*Exercise description*: Copy everything in the listing below word for word, apart from any images.

*Material for this task*:

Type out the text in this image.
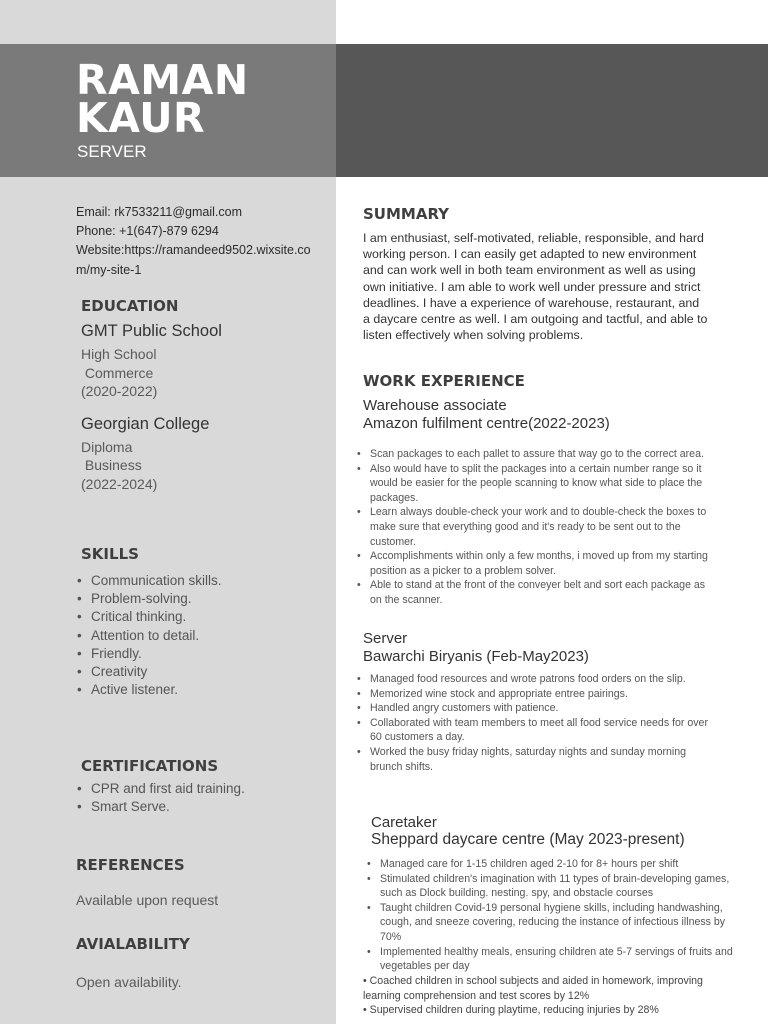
RAMAN
KAUR
SERVER
Email: rk7533211@gmail.com
Phone: +1(647)-879 6294
Website:https://ramandeed9502.wixsite.co
m/my-site-1
EDUCATION
GMT Public School
High School
Commerce
(2020-2022)
Georgian College
Diploma
Business
(2022-2024)
SKILLS
• Communication skills.
• Problem-solving.
• Critical thinking.
• Attention to detail.
• Friendly.
• Creativity
• Active listener.
CERTIFICATIONS
• CPR and first aid training.
• Smart Serve.
REFERENCES
Available upon request
AVIALABILITY
Open availability.
SUMMARY
I am enthusiast, self-motivated, reliable, responsible, and hard working person. I can easily get adapted to new environment and can work well in both team environment as well as using own initiative. I am able to work well under pressure and strict deadlines. I have a experience of warehouse, restaurant, and a daycare centre as well. I am outgoing and tactful, and able to listen effectively when solving problems.
WORK EXPERIENCE
Warehouse associate
Amazon fulfilment centre(2022-2023)
• Scan packages to each pallet to assure that way go to the correct area.
• Also would have to split the packages into a certain number range so it would be easier for the people scanning to know what side to place the packages.
• Learn always double-check your work and to double-check the boxes to make sure that everything good and it's ready to be sent out to the customer.
• Accomplishments within only a few months, i moved up from my starting position as a picker to a problem solver.
• Able to stand at the front of the conveyer belt and sort each package as on the scanner.
Server
Bawarchi Biryanis (Feb-May2023)
• Managed food resources and wrote patrons food orders on the slip.
• Memorized wine stock and appropriate entree pairings.
• Handled angry customers with patience.
• Collaborated with team members to meet all food service needs for over 60 customers a day.
• Worked the busy friday nights, saturday nights and sunday morning brunch shifts.
Caretaker
Sheppard daycare centre (May 2023-present)
• Managed care for 1-15 children aged 2-10 for 8+ hours per shift
• Stimulated children's imagination with 11 types of brain-developing games, such as Dlock building. nesting. spy, and obstacle courses
• Taught children Covid-19 personal hygiene skills, including handwashing, cough, and sneeze covering, reducing the instance of infectious illness by 70%
• Implemented healthy meals, ensuring children ate 5-7 servings of fruits and vegetables per day
• Coached children in school subjects and aided in homework, improving learning comprehension and test scores by 12%
• Supervised children during playtime, reducing injuries by 28%
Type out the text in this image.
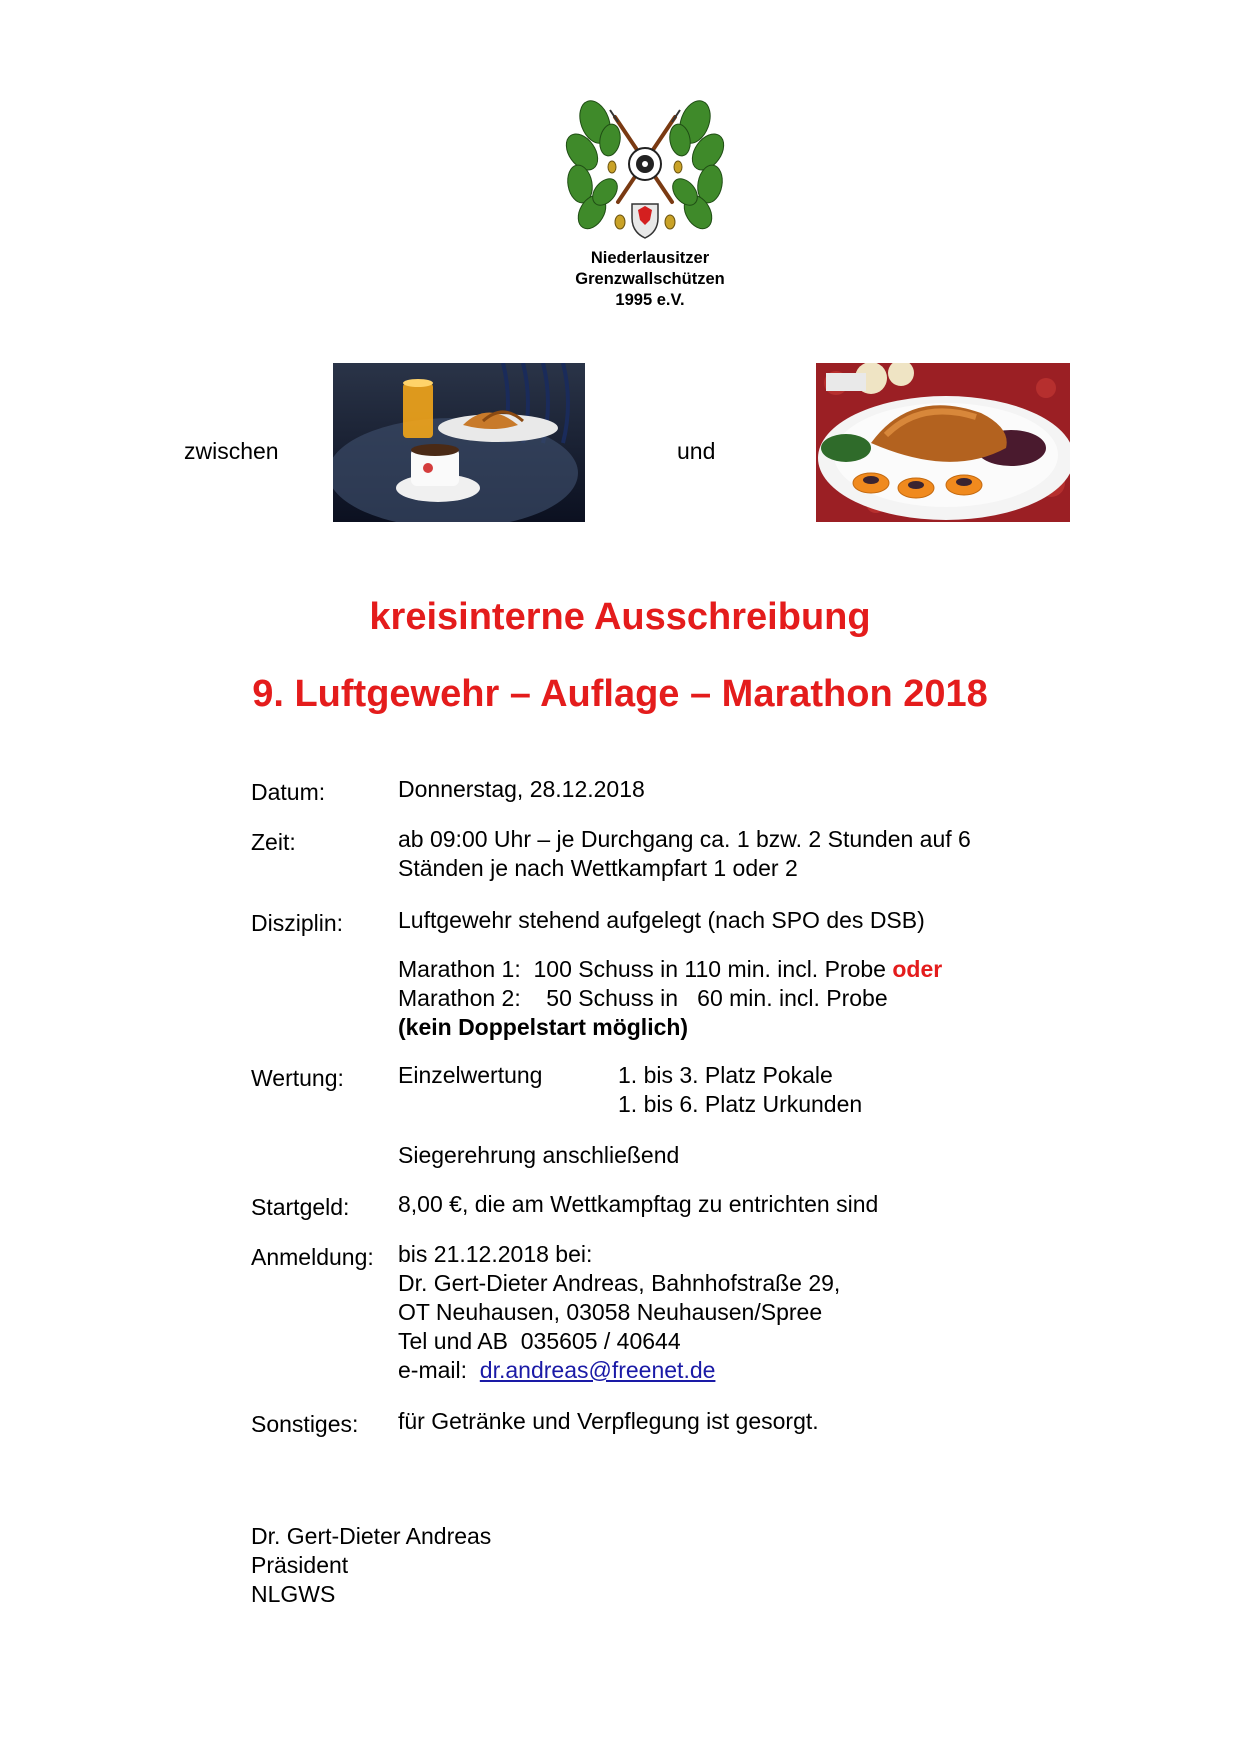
Niederlausitzer
Grenzwallschützen
1995 e.V.
zwischen	und
kreisinterne Ausschreibung
9. Luftgewehr – Auflage – Marathon 2018
Datum:	Donnerstag, 28.12.2018
Zeit:	ab 09:00 Uhr – je Durchgang ca. 1 bzw. 2 Stunden auf 6
Ständen je nach Wettkampfart 1 oder 2
Disziplin: Luftgewehr stehend aufgelegt (nach SPO des DSB)
Marathon 1:  100 Schuss in 110 min. incl. Probe oder
Marathon 2:    50 Schuss in   60 min. incl. Probe
(kein Doppelstart möglich)
Wertung: Einzelwertung	1. bis 3. Platz Pokale
1. bis 6. Platz Urkunden
Siegerehrung anschließend
Startgeld: 8,00 €, die am Wettkampftag zu entrichten sind
Anmeldung: bis 21.12.2018 bei:
Dr. Gert-Dieter Andreas, Bahnhofstraße 29,
OT Neuhausen, 03058 Neuhausen/Spree
Tel und AB  035605 / 40644
e-mail:  dr.andreas@freenet.de
Sonstiges: für Getränke und Verpflegung ist gesorgt.
Dr. Gert-Dieter Andreas
Präsident
NLGWS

*Exercise solution*:
Type out the text in this image.
RAMAN
KAUR
SERVER
Email: rk7533211@gmail.com
Phone: +1(647)-879 6294
Website:https://ramandeed9502.wixsite.co
m/my-site-1
EDUCATION
GMT Public School
High School
Commerce
(2020-2022)
Georgian College
Diploma
Business
(2022-2024)
SKILLS
• Communication skills.
• Problem-solving.
• Critical thinking.
• Attention to detail.
• Friendly.
• Creativity
• Active listener.
CERTIFICATIONS
• CPR and first aid training.
• Smart Serve.
REFERENCES
Available upon request
AVIALABILITY
Open availability.
SUMMARY
I am enthusiast, self-motivated, reliable, responsible, and hard working person. I can easily get adapted to new environment and can work well in both team environment as well as using own initiative. I am able to work well under pressure and strict deadlines. I have a experience of warehouse, restaurant, and a daycare centre as well. I am outgoing and tactful, and able to listen effectively when solving problems.
WORK EXPERIENCE
Warehouse associate
Amazon fulfilment centre(2022-2023)
• Scan packages to each pallet to assure that way go to the correct area.
• Also would have to split the packages into a certain number range so it would be easier for the people scanning to know what side to place the packages.
• Learn always double-check your work and to double-check the boxes to make sure that everything good and it's ready to be sent out to the customer.
• Accomplishments within only a few months, i moved up from my starting position as a picker to a problem solver.
• Able to stand at the front of the conveyer belt and sort each package as on the scanner.
Server
Bawarchi Biryanis (Feb-May2023)
• Managed food resources and wrote patrons food orders on the slip.
• Memorized wine stock and appropriate entree pairings.
• Handled angry customers with patience.
• Collaborated with team members to meet all food service needs for over 60 customers a day.
• Worked the busy friday nights, saturday nights and sunday morning brunch shifts.
Caretaker
Sheppard daycare centre (May 2023-present)
• Managed care for 1-15 children aged 2-10 for 8+ hours per shift
• Stimulated children's imagination with 11 types of brain-developing games, such as Dlock building. nesting. spy, and obstacle courses
• Taught children Covid-19 personal hygiene skills, including handwashing, cough, and sneeze covering, reducing the instance of infectious illness by 70%
• Implemented healthy meals, ensuring children ate 5-7 servings of fruits and vegetables per day
• Coached children in school subjects and aided in homework, improving learning comprehension and test scores by 12%
• Supervised children during playtime, reducing injuries by 28%
Type out the text in this image.
Niederlausitzer
Grenzwallschützen
1995 e.V.
zwischen	und
kreisinterne Ausschreibung
9. Luftgewehr – Auflage – Marathon 2018
Datum:	Donnerstag, 28.12.2018
Zeit:	ab 09:00 Uhr – je Durchgang ca. 1 bzw. 2 Stunden auf 6
Ständen je nach Wettkampfart 1 oder 2
Disziplin: Luftgewehr stehend aufgelegt (nach SPO des DSB)
Marathon 1:  100 Schuss in 110 min. incl. Probe oder
Marathon 2:    50 Schuss in   60 min. incl. Probe
(kein Doppelstart möglich)
Wertung: Einzelwertung	1. bis 3. Platz Pokale
1. bis 6. Platz Urkunden
Siegerehrung anschließend
Startgeld: 8,00 €, die am Wettkampftag zu entrichten sind
Anmeldung: bis 21.12.2018 bei:
Dr. Gert-Dieter Andreas, Bahnhofstraße 29,
OT Neuhausen, 03058 Neuhausen/Spree
Tel und AB  035605 / 40644
e-mail:  dr.andreas@freenet.de
Sonstiges: für Getränke und Verpflegung ist gesorgt.
Dr. Gert-Dieter Andreas
Präsident
NLGWS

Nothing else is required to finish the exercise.